— start —

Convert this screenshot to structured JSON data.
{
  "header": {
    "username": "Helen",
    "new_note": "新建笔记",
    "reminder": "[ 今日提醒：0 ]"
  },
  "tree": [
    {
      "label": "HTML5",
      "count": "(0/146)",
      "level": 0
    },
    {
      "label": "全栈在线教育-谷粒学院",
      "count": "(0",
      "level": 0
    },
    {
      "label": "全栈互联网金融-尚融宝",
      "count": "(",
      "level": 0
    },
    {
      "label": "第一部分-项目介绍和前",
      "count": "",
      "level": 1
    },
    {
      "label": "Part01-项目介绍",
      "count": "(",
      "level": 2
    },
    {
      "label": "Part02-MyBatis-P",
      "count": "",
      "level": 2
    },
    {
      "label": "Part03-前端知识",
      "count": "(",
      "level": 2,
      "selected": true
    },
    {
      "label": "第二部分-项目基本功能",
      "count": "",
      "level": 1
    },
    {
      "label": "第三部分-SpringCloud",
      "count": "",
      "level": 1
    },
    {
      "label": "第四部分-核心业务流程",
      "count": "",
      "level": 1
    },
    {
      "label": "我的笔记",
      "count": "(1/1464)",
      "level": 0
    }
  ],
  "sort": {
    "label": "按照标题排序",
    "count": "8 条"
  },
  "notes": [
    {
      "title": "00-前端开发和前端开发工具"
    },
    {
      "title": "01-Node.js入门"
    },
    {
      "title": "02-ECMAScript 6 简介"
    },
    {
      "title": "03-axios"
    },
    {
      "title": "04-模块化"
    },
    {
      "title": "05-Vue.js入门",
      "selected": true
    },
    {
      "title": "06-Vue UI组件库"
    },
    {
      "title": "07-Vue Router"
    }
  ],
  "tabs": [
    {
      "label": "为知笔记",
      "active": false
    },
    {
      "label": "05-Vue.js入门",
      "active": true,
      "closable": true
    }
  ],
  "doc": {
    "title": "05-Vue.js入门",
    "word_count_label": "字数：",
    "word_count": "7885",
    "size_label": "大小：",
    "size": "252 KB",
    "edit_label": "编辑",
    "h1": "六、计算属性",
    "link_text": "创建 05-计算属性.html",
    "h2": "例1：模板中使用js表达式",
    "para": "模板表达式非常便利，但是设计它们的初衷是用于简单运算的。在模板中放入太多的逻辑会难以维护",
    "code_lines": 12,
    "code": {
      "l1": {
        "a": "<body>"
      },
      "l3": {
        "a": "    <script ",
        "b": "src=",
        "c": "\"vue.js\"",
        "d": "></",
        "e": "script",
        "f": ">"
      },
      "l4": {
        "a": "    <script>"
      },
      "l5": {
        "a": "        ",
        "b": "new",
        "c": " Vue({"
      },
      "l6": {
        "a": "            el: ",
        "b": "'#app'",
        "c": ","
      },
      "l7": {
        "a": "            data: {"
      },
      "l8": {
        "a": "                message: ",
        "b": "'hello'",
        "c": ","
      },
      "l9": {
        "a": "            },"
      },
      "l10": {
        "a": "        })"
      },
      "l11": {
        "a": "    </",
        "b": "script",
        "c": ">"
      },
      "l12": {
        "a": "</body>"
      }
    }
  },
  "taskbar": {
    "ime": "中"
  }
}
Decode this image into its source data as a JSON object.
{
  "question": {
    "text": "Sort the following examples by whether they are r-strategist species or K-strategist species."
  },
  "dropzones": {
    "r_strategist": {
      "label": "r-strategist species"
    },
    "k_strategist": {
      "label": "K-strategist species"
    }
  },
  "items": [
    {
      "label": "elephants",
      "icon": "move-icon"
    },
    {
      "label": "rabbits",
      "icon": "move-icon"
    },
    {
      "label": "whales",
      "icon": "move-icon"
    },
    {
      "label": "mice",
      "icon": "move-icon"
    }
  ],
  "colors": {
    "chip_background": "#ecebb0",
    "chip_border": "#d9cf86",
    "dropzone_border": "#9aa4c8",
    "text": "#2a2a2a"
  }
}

— end —

_TASK BRIEF_:
In the records, locate each line holding the string "this" and copy it.

_RESPONSE_:
Convert this screenshot to structured JSON data.
Decode this image into its source data as a JSON object.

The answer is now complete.